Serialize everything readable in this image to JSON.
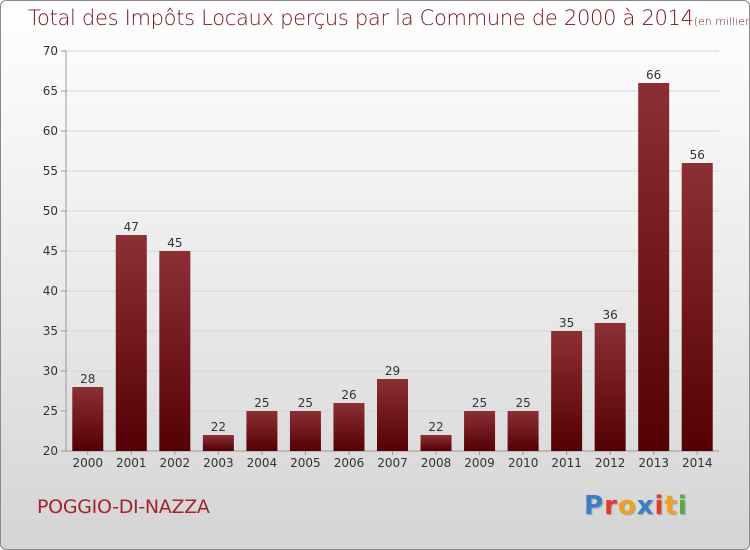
{
  "title": {
    "main": "Total des Impôts Locaux perçus par la Commune de 2000 à 2014",
    "unit": "(en milliers d'€)"
  },
  "commune_name": "POGGIO-DI-NAZZA",
  "brand": {
    "letters": [
      {
        "ch": "P",
        "color": "#3a7fc4"
      },
      {
        "ch": "r",
        "color": "#e2392b"
      },
      {
        "ch": "o",
        "color": "#f0a020"
      },
      {
        "ch": "x",
        "color": "#3a7fc4"
      },
      {
        "ch": "i",
        "color": "#e2392b"
      },
      {
        "ch": "t",
        "color": "#f0a020"
      },
      {
        "ch": "i",
        "color": "#5aaa3c"
      }
    ]
  },
  "colors": {
    "bar_top": "#8c3036",
    "bar_bottom": "#540004",
    "grid": "#d6d6d6",
    "axis": "#999999"
  },
  "chart_data": {
    "type": "bar",
    "title": "Total des Impôts Locaux perçus par la Commune de 2000 à 2014",
    "xlabel": "",
    "ylabel": "(en milliers d'€)",
    "categories": [
      "2000",
      "2001",
      "2002",
      "2003",
      "2004",
      "2005",
      "2006",
      "2007",
      "2008",
      "2009",
      "2010",
      "2011",
      "2012",
      "2013",
      "2014"
    ],
    "values": [
      28,
      47,
      45,
      22,
      25,
      25,
      26,
      29,
      22,
      25,
      25,
      35,
      36,
      66,
      56
    ],
    "ylim": [
      20,
      70
    ],
    "yticks": [
      20,
      25,
      30,
      35,
      40,
      45,
      50,
      55,
      60,
      65,
      70
    ],
    "grid": true,
    "data_labels": true
  }
}
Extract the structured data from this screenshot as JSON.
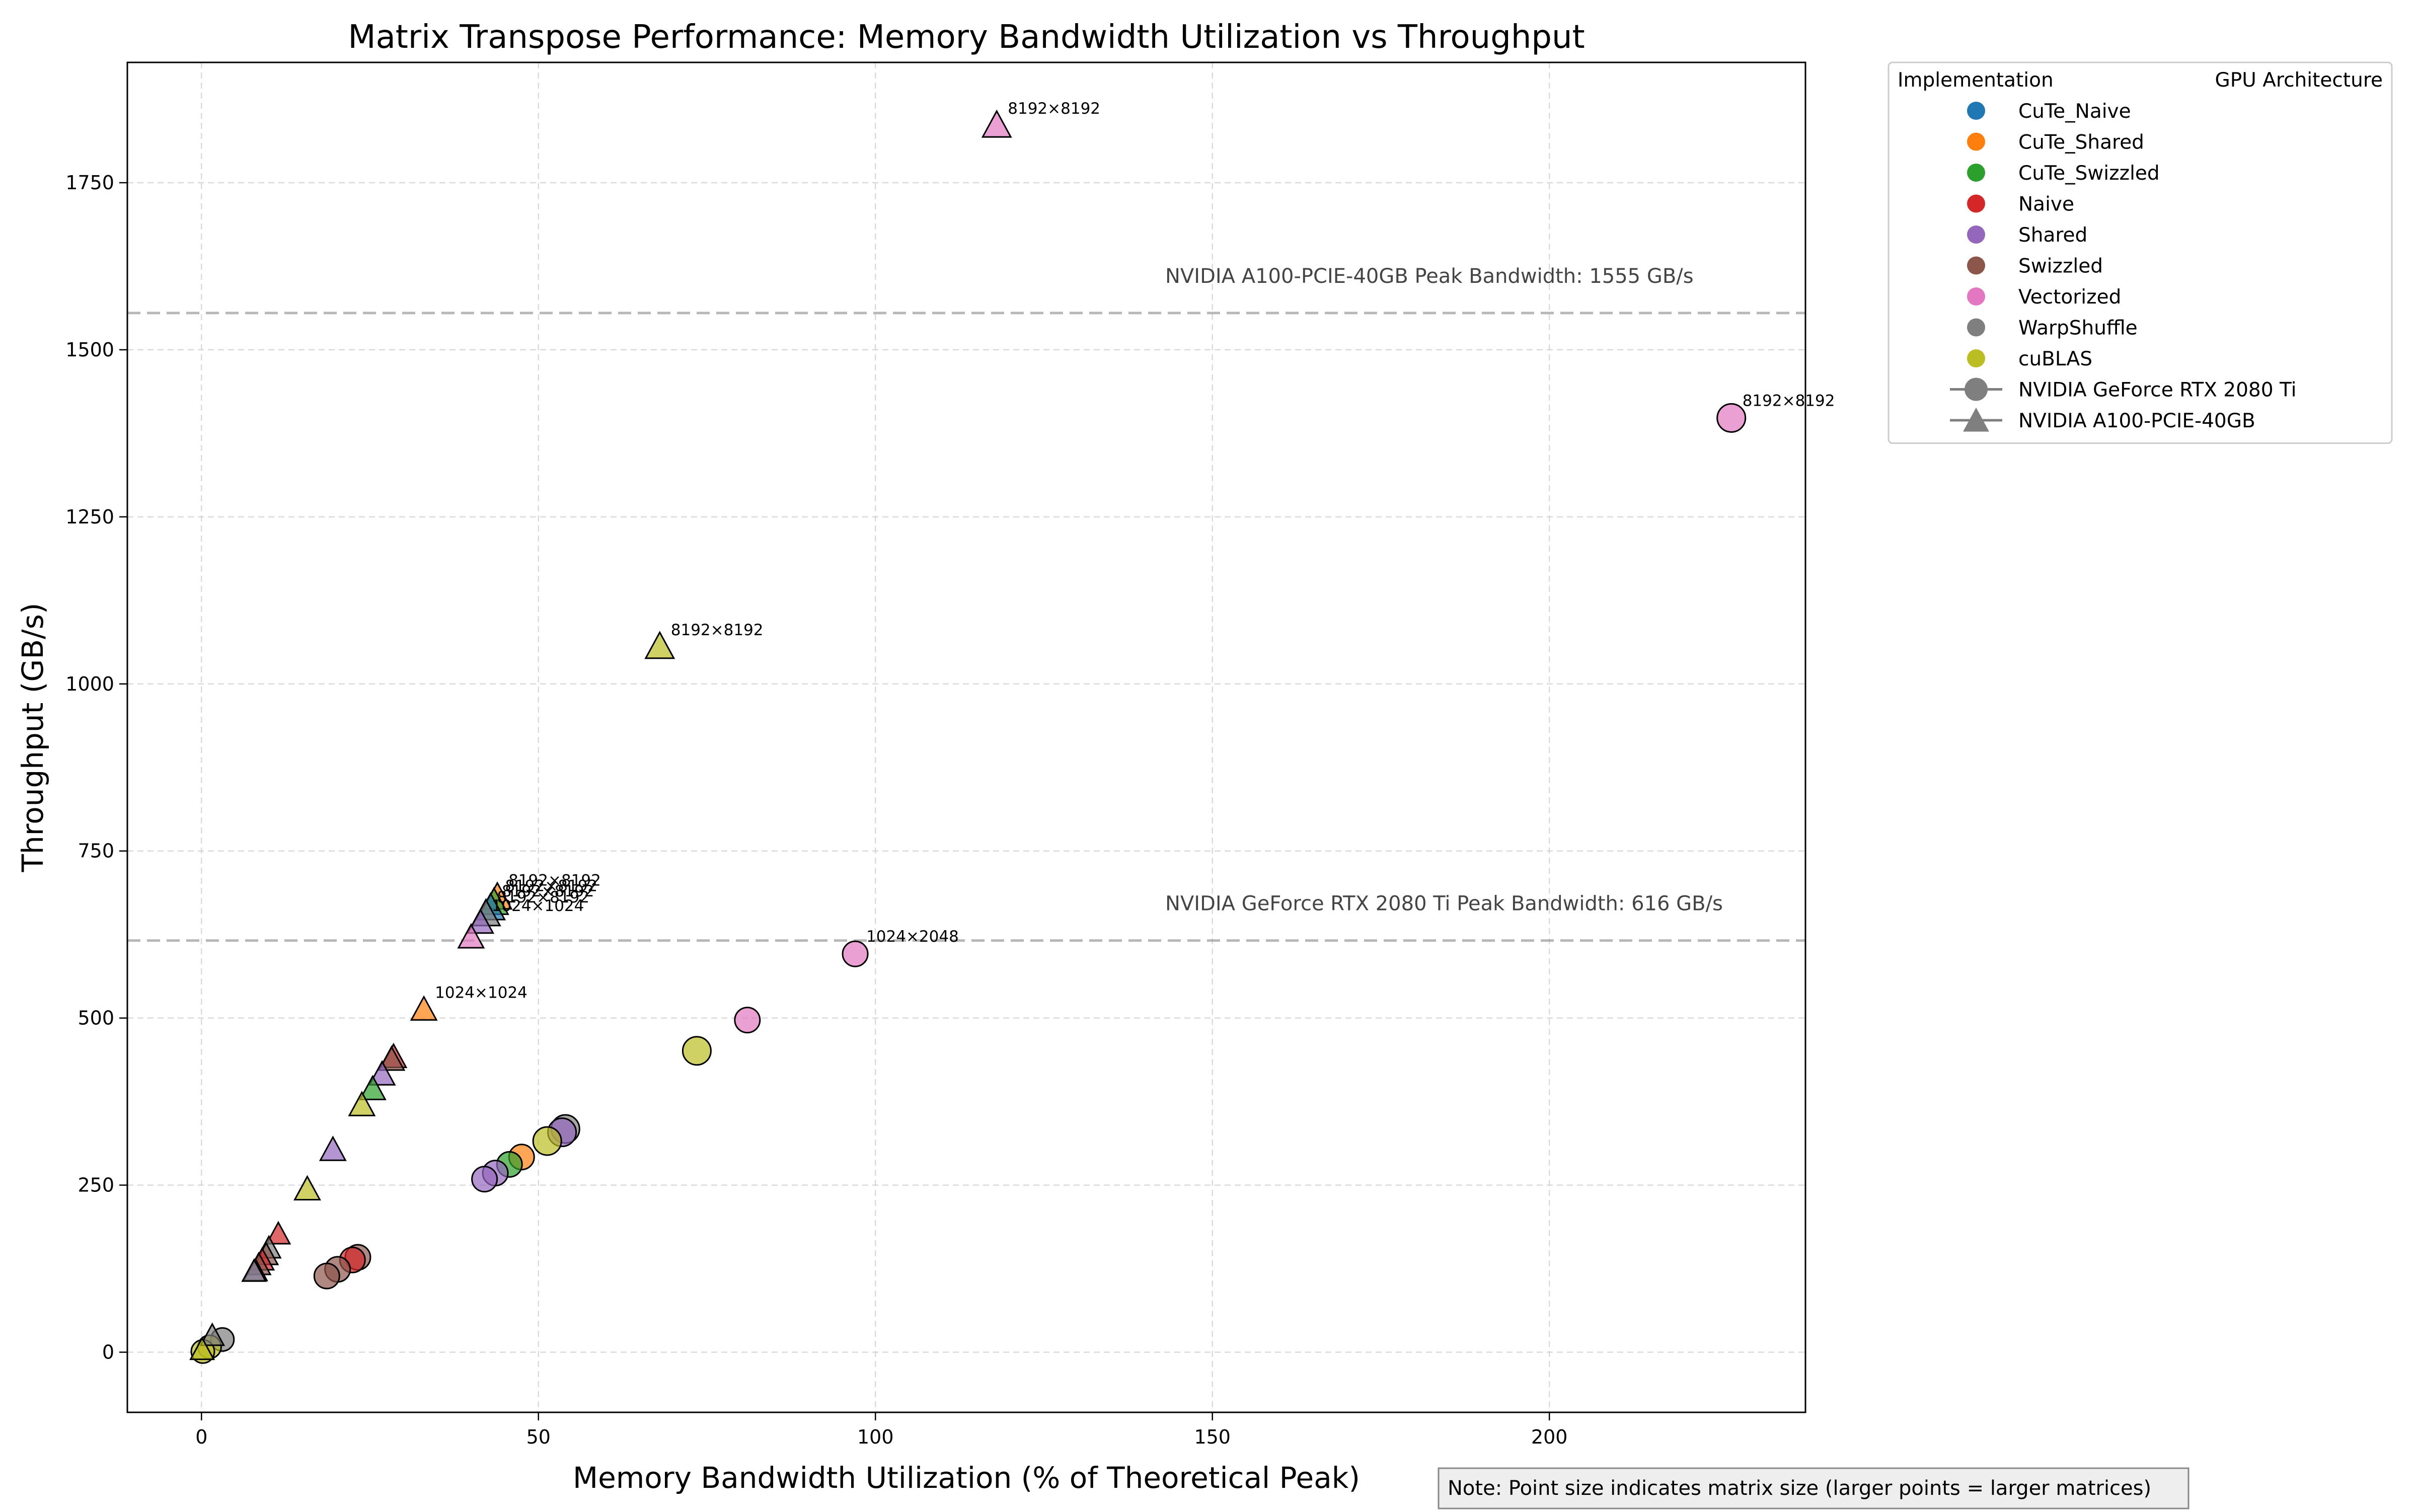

========

### Written exercise
Omit the pictures and give the material again, exactly and in full.

### Complete output
Serialize everything readable in this image to JSON.
{
  "title": {
    "main": "Total des Impôts Locaux perçus par la Commune de 2000 à 2014",
    "unit": "(en milliers d'€)"
  },
  "commune_name": "POGGIO-DI-NAZZA",
  "brand": {
    "letters": [
      {
        "ch": "P",
        "color": "#3a7fc4"
      },
      {
        "ch": "r",
        "color": "#e2392b"
      },
      {
        "ch": "o",
        "color": "#f0a020"
      },
      {
        "ch": "x",
        "color": "#3a7fc4"
      },
      {
        "ch": "i",
        "color": "#e2392b"
      },
      {
        "ch": "t",
        "color": "#f0a020"
      },
      {
        "ch": "i",
        "color": "#5aaa3c"
      }
    ]
  },
  "colors": {
    "bar_top": "#8c3036",
    "bar_bottom": "#540004",
    "grid": "#d6d6d6",
    "axis": "#999999"
  },
  "chart_data": {
    "type": "bar",
    "title": "Total des Impôts Locaux perçus par la Commune de 2000 à 2014",
    "xlabel": "",
    "ylabel": "(en milliers d'€)",
    "categories": [
      "2000",
      "2001",
      "2002",
      "2003",
      "2004",
      "2005",
      "2006",
      "2007",
      "2008",
      "2009",
      "2010",
      "2011",
      "2012",
      "2013",
      "2014"
    ],
    "values": [
      28,
      47,
      45,
      22,
      25,
      25,
      26,
      29,
      22,
      25,
      25,
      35,
      36,
      66,
      56
    ],
    "ylim": [
      20,
      70
    ],
    "yticks": [
      20,
      25,
      30,
      35,
      40,
      45,
      50,
      55,
      60,
      65,
      70
    ],
    "grid": true,
    "data_labels": true
  }
}
Extract the structured data from this screenshot as JSON.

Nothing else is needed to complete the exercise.